*** Exercise input

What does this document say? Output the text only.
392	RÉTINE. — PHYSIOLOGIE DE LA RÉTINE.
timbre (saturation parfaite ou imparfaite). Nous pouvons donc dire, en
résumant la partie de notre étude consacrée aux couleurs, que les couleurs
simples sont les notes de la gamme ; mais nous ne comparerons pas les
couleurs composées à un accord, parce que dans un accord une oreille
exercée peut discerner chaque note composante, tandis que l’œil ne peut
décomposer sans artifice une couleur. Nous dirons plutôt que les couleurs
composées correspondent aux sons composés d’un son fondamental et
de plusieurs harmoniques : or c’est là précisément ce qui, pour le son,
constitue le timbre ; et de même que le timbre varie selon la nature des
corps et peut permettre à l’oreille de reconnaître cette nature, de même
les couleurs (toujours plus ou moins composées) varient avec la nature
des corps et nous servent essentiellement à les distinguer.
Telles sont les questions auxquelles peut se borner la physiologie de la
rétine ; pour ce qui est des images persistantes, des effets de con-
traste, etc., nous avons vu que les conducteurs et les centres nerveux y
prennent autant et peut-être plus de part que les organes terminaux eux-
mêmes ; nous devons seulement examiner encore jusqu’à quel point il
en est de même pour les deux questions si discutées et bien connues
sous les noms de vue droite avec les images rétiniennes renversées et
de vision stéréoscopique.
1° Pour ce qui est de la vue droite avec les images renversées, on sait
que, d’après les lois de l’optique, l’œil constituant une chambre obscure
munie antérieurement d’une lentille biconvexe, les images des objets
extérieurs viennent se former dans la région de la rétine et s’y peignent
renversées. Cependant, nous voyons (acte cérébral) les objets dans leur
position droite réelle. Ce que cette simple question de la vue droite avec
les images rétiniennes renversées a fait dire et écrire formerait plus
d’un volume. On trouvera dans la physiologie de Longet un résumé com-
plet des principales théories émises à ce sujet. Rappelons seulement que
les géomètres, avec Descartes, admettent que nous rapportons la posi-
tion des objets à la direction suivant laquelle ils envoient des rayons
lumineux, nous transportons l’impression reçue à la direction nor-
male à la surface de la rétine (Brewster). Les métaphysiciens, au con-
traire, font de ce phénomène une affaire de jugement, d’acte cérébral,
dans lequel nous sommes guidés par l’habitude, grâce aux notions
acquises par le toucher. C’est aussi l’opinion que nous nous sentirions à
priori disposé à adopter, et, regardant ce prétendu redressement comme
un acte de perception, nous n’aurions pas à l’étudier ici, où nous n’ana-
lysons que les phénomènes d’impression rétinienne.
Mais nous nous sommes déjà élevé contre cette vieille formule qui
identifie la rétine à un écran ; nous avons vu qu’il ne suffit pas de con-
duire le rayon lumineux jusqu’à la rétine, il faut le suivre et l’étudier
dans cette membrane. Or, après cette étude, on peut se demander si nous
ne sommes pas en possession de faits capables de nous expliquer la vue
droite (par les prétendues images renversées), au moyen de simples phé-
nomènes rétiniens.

******

• **Written instruction**
Which lines include "jusqu"? Copy each of them out.

• **Finished task**
mêmes ; nous devons seulement examiner encore jusqu’à quel point il
duire le rayon lumineux jusqu’à la rétine, il faut le suivre et l’étudier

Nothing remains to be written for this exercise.